The three-day holiday weekend for Chinese New Year and Valentine’s Day in Pattaya was, according to both reporters on the ground and local business owners who spoke to The Pattaya News, quieter than expected.
Many local businesses had hoped that the holiday weekend would bring out many people from Bangkok, especially considering that Bangkok remains a “red zone” for Covid-19, which means that alcohol cannot be sold in restaurants and entertainment venues like bars remain closed.
However, the weekend only saw what appeared to be a very slight increase in traffic and domestic tourism for a variety of factors. Previous holiday weekends last year before the second round of Covid-19 shut Chonburi to domestic travel for nearly a month were significantly busier.
One of the biggest factors in fewer visitors was that the majority of hotels in Pattaya remain closed to collect social security and government benefits. The Governor signed this order at the end of last month, although some hotels did opt-out and stay open.
Additionally, entertainment venues and bars have to close by 11:00 P.M. and law enforcement was enforcing this rule fairly strictly across Pattaya, especially on Valentine’s Day night. As a city known for its pulsing nightlife, the early closure is a major deterrent and has seen many businesses choose not to re-open until lifted.

**RAW DATA**

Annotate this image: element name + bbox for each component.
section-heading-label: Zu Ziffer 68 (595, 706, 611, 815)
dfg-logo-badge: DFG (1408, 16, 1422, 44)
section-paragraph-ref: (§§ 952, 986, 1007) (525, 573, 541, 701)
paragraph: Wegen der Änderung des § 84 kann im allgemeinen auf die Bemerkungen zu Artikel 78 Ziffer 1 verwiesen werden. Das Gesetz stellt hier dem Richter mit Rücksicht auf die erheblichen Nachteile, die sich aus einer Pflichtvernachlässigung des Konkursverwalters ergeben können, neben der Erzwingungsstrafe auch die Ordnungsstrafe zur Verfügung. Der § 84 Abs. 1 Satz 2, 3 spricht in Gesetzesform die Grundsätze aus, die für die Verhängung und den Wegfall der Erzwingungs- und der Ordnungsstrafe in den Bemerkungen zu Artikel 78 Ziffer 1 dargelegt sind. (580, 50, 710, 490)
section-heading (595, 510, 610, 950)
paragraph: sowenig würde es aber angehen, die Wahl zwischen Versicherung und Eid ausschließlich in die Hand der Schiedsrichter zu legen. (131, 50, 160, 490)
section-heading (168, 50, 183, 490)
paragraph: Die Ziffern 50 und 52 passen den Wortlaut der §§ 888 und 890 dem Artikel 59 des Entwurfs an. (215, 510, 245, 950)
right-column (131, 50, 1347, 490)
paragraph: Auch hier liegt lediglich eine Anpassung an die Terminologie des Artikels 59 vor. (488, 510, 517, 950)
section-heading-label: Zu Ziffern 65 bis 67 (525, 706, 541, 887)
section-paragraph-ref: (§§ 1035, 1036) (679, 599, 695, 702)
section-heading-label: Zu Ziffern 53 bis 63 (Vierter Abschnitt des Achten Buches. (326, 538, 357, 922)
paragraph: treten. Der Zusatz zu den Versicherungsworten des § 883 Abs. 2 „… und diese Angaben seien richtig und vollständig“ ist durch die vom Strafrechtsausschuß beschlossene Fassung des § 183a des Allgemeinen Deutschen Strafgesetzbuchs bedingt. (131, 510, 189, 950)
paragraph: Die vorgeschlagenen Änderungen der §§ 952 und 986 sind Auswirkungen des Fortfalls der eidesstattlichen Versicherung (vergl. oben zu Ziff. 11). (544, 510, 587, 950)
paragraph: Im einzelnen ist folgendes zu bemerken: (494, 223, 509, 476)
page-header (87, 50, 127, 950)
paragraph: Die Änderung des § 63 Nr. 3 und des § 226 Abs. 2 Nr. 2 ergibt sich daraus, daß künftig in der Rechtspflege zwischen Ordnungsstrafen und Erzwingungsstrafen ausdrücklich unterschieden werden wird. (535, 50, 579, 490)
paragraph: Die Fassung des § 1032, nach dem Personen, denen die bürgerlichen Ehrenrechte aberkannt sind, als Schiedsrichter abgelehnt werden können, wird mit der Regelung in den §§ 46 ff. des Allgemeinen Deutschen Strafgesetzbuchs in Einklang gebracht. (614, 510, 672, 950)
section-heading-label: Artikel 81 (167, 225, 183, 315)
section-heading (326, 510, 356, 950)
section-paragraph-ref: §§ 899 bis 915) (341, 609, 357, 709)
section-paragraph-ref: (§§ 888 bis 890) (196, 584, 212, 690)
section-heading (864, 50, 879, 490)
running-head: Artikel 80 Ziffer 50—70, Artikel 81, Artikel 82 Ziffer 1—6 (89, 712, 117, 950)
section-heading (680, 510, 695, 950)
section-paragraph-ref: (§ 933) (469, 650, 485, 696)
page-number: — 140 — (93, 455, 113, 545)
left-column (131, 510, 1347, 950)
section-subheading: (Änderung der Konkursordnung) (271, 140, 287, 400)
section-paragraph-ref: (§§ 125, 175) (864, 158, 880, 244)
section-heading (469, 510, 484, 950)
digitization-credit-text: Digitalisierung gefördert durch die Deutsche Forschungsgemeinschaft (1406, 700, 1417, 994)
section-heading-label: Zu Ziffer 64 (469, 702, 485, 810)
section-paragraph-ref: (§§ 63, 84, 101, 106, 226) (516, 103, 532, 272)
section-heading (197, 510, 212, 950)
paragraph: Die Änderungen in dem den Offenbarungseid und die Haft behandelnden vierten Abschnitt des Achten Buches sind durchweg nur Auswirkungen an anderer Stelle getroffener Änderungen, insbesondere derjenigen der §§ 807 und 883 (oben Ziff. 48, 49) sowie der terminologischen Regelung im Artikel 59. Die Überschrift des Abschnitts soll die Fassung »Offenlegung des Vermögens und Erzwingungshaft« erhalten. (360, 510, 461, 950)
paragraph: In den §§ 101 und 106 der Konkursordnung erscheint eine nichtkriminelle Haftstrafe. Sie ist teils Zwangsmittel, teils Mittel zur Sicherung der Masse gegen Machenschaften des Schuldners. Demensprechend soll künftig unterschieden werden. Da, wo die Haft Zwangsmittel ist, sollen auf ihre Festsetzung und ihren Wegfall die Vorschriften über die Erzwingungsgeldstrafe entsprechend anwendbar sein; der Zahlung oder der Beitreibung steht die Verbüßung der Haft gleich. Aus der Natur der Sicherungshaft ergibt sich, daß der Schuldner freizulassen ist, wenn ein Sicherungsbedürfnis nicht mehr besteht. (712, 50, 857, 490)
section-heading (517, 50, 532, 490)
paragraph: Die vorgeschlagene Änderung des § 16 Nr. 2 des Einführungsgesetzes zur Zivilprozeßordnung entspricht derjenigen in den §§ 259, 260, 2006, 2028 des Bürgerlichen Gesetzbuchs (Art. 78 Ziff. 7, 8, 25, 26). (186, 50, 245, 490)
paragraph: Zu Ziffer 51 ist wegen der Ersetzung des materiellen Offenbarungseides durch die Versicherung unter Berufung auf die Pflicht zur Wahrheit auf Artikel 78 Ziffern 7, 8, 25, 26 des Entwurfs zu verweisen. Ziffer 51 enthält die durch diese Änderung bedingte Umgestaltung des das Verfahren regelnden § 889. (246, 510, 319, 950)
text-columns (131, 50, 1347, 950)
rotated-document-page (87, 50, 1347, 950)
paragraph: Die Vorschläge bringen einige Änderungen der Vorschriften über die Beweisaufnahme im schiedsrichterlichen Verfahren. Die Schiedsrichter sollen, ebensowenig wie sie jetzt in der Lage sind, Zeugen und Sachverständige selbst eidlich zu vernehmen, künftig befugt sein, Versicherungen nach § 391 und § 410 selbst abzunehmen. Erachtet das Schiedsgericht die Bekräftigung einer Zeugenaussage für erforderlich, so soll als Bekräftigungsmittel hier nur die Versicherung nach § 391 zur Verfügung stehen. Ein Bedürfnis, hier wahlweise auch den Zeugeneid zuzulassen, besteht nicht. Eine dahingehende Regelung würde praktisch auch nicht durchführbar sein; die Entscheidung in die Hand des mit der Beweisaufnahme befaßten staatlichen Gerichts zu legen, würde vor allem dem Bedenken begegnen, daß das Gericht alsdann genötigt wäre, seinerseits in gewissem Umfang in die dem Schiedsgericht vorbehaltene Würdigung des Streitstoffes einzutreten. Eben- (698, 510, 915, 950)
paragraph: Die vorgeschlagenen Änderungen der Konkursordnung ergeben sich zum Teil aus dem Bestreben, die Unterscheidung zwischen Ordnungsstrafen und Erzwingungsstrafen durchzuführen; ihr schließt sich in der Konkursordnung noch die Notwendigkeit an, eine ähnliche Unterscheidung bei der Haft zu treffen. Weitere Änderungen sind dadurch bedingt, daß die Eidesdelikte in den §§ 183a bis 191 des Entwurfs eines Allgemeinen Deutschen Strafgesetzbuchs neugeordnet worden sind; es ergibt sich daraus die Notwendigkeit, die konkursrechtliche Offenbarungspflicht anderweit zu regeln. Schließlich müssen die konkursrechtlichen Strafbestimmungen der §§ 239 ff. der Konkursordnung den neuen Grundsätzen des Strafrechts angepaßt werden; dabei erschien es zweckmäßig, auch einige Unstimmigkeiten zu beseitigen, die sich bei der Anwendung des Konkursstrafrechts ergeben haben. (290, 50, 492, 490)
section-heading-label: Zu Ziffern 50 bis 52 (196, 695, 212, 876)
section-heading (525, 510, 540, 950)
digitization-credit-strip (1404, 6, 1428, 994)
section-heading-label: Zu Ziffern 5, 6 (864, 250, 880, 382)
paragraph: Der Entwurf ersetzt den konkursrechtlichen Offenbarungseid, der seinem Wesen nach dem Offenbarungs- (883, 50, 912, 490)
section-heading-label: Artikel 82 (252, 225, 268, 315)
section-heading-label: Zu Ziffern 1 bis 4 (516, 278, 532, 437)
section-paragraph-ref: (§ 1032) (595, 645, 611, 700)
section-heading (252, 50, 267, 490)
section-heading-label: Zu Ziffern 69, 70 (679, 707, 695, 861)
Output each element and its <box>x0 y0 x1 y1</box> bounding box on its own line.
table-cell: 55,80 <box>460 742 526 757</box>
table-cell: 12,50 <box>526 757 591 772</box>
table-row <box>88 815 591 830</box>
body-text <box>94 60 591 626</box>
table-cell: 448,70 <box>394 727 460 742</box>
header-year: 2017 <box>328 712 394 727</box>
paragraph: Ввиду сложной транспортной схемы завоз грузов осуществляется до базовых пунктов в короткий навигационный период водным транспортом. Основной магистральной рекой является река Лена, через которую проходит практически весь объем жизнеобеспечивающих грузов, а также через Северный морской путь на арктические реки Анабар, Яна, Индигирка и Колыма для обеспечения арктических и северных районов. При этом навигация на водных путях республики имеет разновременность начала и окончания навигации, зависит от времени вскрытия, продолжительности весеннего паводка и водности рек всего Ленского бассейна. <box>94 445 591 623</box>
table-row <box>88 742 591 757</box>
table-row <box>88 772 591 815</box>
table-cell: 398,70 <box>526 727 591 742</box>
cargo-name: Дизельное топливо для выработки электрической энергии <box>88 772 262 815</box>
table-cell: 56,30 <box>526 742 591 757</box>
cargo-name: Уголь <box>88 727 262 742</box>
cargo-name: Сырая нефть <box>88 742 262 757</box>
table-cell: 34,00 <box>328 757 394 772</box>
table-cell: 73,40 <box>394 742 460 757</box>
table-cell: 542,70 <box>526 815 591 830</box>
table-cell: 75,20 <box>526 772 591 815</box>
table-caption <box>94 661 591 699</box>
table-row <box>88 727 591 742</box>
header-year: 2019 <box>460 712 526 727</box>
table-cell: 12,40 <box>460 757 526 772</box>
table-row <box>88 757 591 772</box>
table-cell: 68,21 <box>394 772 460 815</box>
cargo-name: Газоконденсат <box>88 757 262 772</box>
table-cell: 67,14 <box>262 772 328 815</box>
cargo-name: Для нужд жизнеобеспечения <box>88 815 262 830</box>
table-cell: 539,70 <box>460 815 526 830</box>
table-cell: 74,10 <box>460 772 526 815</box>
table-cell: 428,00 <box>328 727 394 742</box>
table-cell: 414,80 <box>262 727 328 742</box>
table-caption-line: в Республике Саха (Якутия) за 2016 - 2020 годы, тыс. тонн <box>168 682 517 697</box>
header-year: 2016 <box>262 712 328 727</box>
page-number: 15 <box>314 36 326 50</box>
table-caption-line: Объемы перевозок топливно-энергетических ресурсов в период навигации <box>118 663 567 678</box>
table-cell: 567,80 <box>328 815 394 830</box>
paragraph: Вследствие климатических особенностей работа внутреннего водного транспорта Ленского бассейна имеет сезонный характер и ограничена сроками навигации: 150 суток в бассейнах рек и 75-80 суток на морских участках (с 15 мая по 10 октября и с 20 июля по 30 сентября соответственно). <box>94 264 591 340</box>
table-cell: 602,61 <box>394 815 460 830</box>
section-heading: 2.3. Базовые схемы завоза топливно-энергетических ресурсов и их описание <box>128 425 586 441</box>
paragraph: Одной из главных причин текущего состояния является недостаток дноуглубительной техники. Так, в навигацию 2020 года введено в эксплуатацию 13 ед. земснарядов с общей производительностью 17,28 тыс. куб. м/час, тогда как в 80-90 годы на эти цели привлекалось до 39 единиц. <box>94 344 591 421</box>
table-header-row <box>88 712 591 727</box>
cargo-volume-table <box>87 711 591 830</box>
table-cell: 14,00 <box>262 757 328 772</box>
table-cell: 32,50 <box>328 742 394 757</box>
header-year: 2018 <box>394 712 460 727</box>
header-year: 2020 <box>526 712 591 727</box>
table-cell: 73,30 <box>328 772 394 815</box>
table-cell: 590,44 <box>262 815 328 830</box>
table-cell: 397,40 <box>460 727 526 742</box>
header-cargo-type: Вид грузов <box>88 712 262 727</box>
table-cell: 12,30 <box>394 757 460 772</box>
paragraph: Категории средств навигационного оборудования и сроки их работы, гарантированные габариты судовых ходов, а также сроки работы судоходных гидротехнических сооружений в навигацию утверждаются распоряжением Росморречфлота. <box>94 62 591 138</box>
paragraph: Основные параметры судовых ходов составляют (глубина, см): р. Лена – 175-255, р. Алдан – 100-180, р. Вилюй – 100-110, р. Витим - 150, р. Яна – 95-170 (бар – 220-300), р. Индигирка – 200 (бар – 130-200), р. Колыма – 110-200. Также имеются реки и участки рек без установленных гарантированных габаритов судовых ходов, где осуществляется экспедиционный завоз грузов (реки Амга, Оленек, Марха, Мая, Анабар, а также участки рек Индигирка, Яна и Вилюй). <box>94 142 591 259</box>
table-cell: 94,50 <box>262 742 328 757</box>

**PROBLEM TO WORK ON**
Extend the Pattaya holiday weekend report past its final sentence, keeping its news-reporting style.

**EXERCISE OUTPUT**
Finally, a major driving factor in crowds of visitors last year were highly successful events that Pattaya held nearly every weekend-from food festivals, to Loy Krathong, to the Pattaya Music Festival and a fireworks festival, these were all highly successful events.
Business and hospitality owners, especially hotel owners, want to see these events return in order to open their hotels and be profitable. However, the situation with Covid-19 is still not completely resolved and Chonburi remains an “orange zone”, although this may be considered for a reduction in the near future to yellow, which would allow midnight closing and looser restrictions around gatherings.
Pattaya City leaders state they are looking into future events cautiously, targeting Songkran specifically in April as a “strong possibility” for a major event if the situation continues to improve around Covid-19.